* [PROBLEM]:
Go through the entries below and print each one exactly, leaving out pictures.

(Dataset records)
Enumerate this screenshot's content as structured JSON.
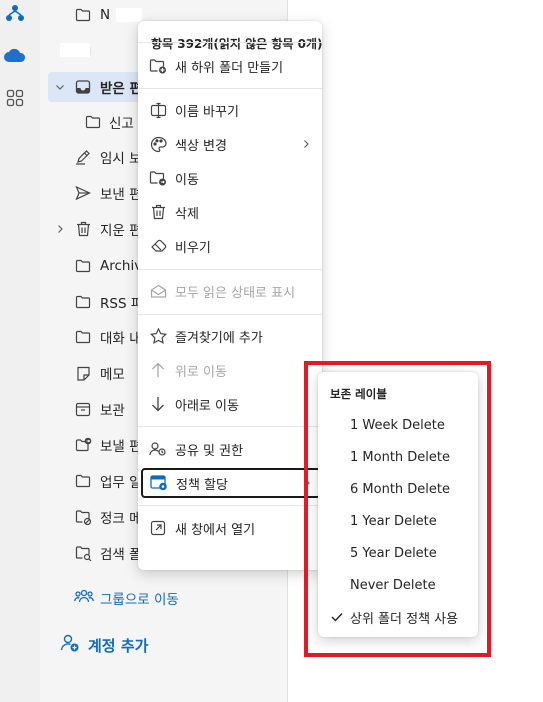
{
  "rail": {
    "icons": [
      "org-chart-icon",
      "cloud-icon",
      "apps-grid-icon"
    ]
  },
  "folders": [
    {
      "label": "N",
      "icon": "folder-icon",
      "redacted": true
    },
    {
      "label": "",
      "icon": "folder-icon",
      "redacted": true
    },
    {
      "label": "받은 편",
      "icon": "inbox-icon",
      "expanded": true,
      "selected": true
    },
    {
      "label": "신고",
      "icon": "folder-icon",
      "sub": true
    },
    {
      "label": "임시 보",
      "icon": "draft-pencil-icon"
    },
    {
      "label": "보낸 편",
      "icon": "send-icon"
    },
    {
      "label": "지운 편",
      "icon": "trash-icon",
      "collapsed": true
    },
    {
      "label": "Archive",
      "icon": "folder-icon"
    },
    {
      "label": "RSS 피",
      "icon": "folder-icon"
    },
    {
      "label": "대화 내",
      "icon": "folder-icon"
    },
    {
      "label": "메모",
      "icon": "note-icon"
    },
    {
      "label": "보관",
      "icon": "archive-box-icon"
    },
    {
      "label": "보낼 편",
      "icon": "outbox-icon"
    },
    {
      "label": "업무 일",
      "icon": "folder-icon"
    },
    {
      "label": "정크 메",
      "icon": "junk-folder-icon"
    },
    {
      "label": "검색 폴",
      "icon": "search-folder-icon"
    }
  ],
  "group_link": {
    "label": "그룹으로 이동"
  },
  "account_add": {
    "label": "계정 추가"
  },
  "context_menu": {
    "header": "항목 392개(읽지 않은 항목 0개)",
    "items": [
      {
        "label": "새 하위 폴더 만들기",
        "icon": "new-folder-icon"
      },
      {
        "label": "이름 바꾸기",
        "icon": "rename-icon"
      },
      {
        "label": "색상 변경",
        "icon": "palette-icon",
        "has_submenu": true
      },
      {
        "label": "이동",
        "icon": "move-folder-icon"
      },
      {
        "label": "삭제",
        "icon": "delete-icon"
      },
      {
        "label": "비우기",
        "icon": "empty-icon"
      },
      {
        "label": "모두 읽은 상태로 표시",
        "icon": "mark-read-icon",
        "disabled": true
      },
      {
        "label": "즐겨찾기에 추가",
        "icon": "star-icon"
      },
      {
        "label": "위로 이동",
        "icon": "arrow-up-icon",
        "disabled": true
      },
      {
        "label": "아래로 이동",
        "icon": "arrow-down-icon"
      },
      {
        "label": "공유 및 권한",
        "icon": "share-people-icon"
      },
      {
        "label": "정책 할당",
        "icon": "policy-icon",
        "has_submenu": true,
        "focused": true
      },
      {
        "label": "새 창에서 열기",
        "icon": "open-new-window-icon"
      }
    ]
  },
  "retention_submenu": {
    "header": "보존 레이블",
    "items": [
      {
        "label": "1 Week Delete"
      },
      {
        "label": "1 Month Delete"
      },
      {
        "label": "6 Month Delete"
      },
      {
        "label": "1 Year Delete"
      },
      {
        "label": "5 Year Delete"
      },
      {
        "label": "Never Delete"
      },
      {
        "label": "상위 폴더 정책 사용",
        "checked": true
      }
    ]
  },
  "colors": {
    "accent": "#0f6cbd",
    "selected_bg": "#dbe6f7",
    "highlight": "#e01b24",
    "policy_icon": "#0f6cbd"
  }
}
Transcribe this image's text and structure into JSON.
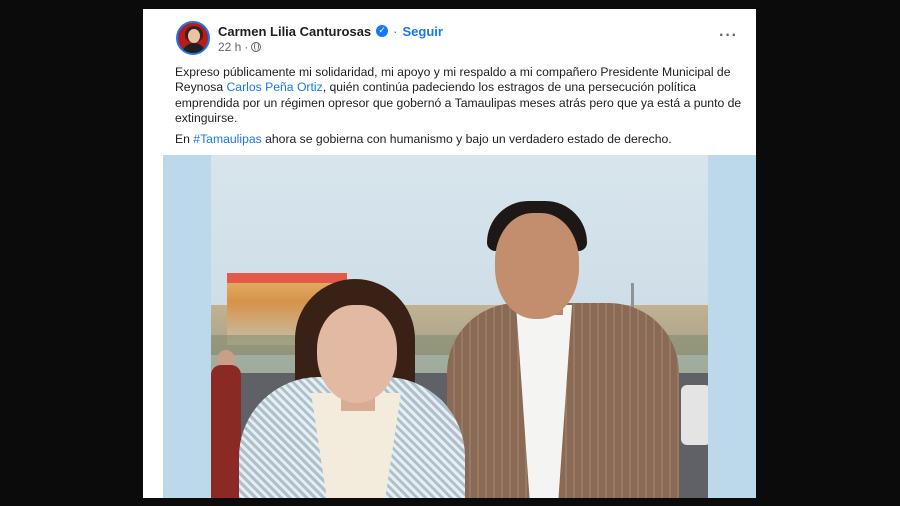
{
  "post": {
    "author": "Carmen Lilia Canturosas",
    "separator": "·",
    "follow_label": "Seguir",
    "time": "22 h",
    "time_separator": "·",
    "more_label": "···",
    "verified_glyph": "✓",
    "paragraph1": {
      "before_link": "Expreso públicamente mi solidaridad, mi apoyo y mi respaldo a mi compañero Presidente Municipal de Reynosa ",
      "link": "Carlos Peña Ortiz",
      "after_link": ", quién continúa padeciendo los estragos de una persecución política emprendida por un régimen opresor que gobernó a Tamaulipas meses atrás pero que ya está a punto de extinguirse."
    },
    "paragraph2": {
      "before_link": "En ",
      "hashtag": "#Tamaulipas",
      "after_link": " ahora se gobierna con humanismo y bajo un verdadero estado de derecho."
    }
  },
  "icons": {
    "verified": "verified-badge-icon",
    "privacy": "globe-icon",
    "menu": "more-options-icon"
  },
  "colors": {
    "link": "#1877f2",
    "text": "#1c1e21",
    "secondary": "#65676b",
    "photo_frame": "#bcd9ec",
    "backdrop": "#0b0b0b"
  }
}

* [COMPLETE ANSWER]:
Enumerate this screenshot's content as structured JSON.
{
  "rail": {
    "icons": [
      "org-chart-icon",
      "cloud-icon",
      "apps-grid-icon"
    ]
  },
  "folders": [
    {
      "label": "N",
      "icon": "folder-icon",
      "redacted": true
    },
    {
      "label": "",
      "icon": "folder-icon",
      "redacted": true
    },
    {
      "label": "받은 편",
      "icon": "inbox-icon",
      "expanded": true,
      "selected": true
    },
    {
      "label": "신고",
      "icon": "folder-icon",
      "sub": true
    },
    {
      "label": "임시 보",
      "icon": "draft-pencil-icon"
    },
    {
      "label": "보낸 편",
      "icon": "send-icon"
    },
    {
      "label": "지운 편",
      "icon": "trash-icon",
      "collapsed": true
    },
    {
      "label": "Archive",
      "icon": "folder-icon"
    },
    {
      "label": "RSS 피",
      "icon": "folder-icon"
    },
    {
      "label": "대화 내",
      "icon": "folder-icon"
    },
    {
      "label": "메모",
      "icon": "note-icon"
    },
    {
      "label": "보관",
      "icon": "archive-box-icon"
    },
    {
      "label": "보낼 편",
      "icon": "outbox-icon"
    },
    {
      "label": "업무 일",
      "icon": "folder-icon"
    },
    {
      "label": "정크 메",
      "icon": "junk-folder-icon"
    },
    {
      "label": "검색 폴",
      "icon": "search-folder-icon"
    }
  ],
  "group_link": {
    "label": "그룹으로 이동"
  },
  "account_add": {
    "label": "계정 추가"
  },
  "context_menu": {
    "header": "항목 392개(읽지 않은 항목 0개)",
    "items": [
      {
        "label": "새 하위 폴더 만들기",
        "icon": "new-folder-icon"
      },
      {
        "label": "이름 바꾸기",
        "icon": "rename-icon"
      },
      {
        "label": "색상 변경",
        "icon": "palette-icon",
        "has_submenu": true
      },
      {
        "label": "이동",
        "icon": "move-folder-icon"
      },
      {
        "label": "삭제",
        "icon": "delete-icon"
      },
      {
        "label": "비우기",
        "icon": "empty-icon"
      },
      {
        "label": "모두 읽은 상태로 표시",
        "icon": "mark-read-icon",
        "disabled": true
      },
      {
        "label": "즐겨찾기에 추가",
        "icon": "star-icon"
      },
      {
        "label": "위로 이동",
        "icon": "arrow-up-icon",
        "disabled": true
      },
      {
        "label": "아래로 이동",
        "icon": "arrow-down-icon"
      },
      {
        "label": "공유 및 권한",
        "icon": "share-people-icon"
      },
      {
        "label": "정책 할당",
        "icon": "policy-icon",
        "has_submenu": true,
        "focused": true
      },
      {
        "label": "새 창에서 열기",
        "icon": "open-new-window-icon"
      }
    ]
  },
  "retention_submenu": {
    "header": "보존 레이블",
    "items": [
      {
        "label": "1 Week Delete"
      },
      {
        "label": "1 Month Delete"
      },
      {
        "label": "6 Month Delete"
      },
      {
        "label": "1 Year Delete"
      },
      {
        "label": "5 Year Delete"
      },
      {
        "label": "Never Delete"
      },
      {
        "label": "상위 폴더 정책 사용",
        "checked": true
      }
    ]
  },
  "colors": {
    "accent": "#0f6cbd",
    "selected_bg": "#dbe6f7",
    "highlight": "#e01b24",
    "policy_icon": "#0f6cbd"
  }
}
Transcribe this image's text and structure into JSON.
{
  "post": {
    "author": "Carmen Lilia Canturosas",
    "separator": "·",
    "follow_label": "Seguir",
    "time": "22 h",
    "time_separator": "·",
    "more_label": "···",
    "verified_glyph": "✓",
    "paragraph1": {
      "before_link": "Expreso públicamente mi solidaridad, mi apoyo y mi respaldo a mi compañero Presidente Municipal de Reynosa ",
      "link": "Carlos Peña Ortiz",
      "after_link": ", quién continúa padeciendo los estragos de una persecución política emprendida por un régimen opresor que gobernó a Tamaulipas meses atrás pero que ya está a punto de extinguirse."
    },
    "paragraph2": {
      "before_link": "En ",
      "hashtag": "#Tamaulipas",
      "after_link": " ahora se gobierna con humanismo y bajo un verdadero estado de derecho."
    }
  },
  "icons": {
    "verified": "verified-badge-icon",
    "privacy": "globe-icon",
    "menu": "more-options-icon"
  },
  "colors": {
    "link": "#1877f2",
    "text": "#1c1e21",
    "secondary": "#65676b",
    "photo_frame": "#bcd9ec",
    "backdrop": "#0b0b0b"
  }
}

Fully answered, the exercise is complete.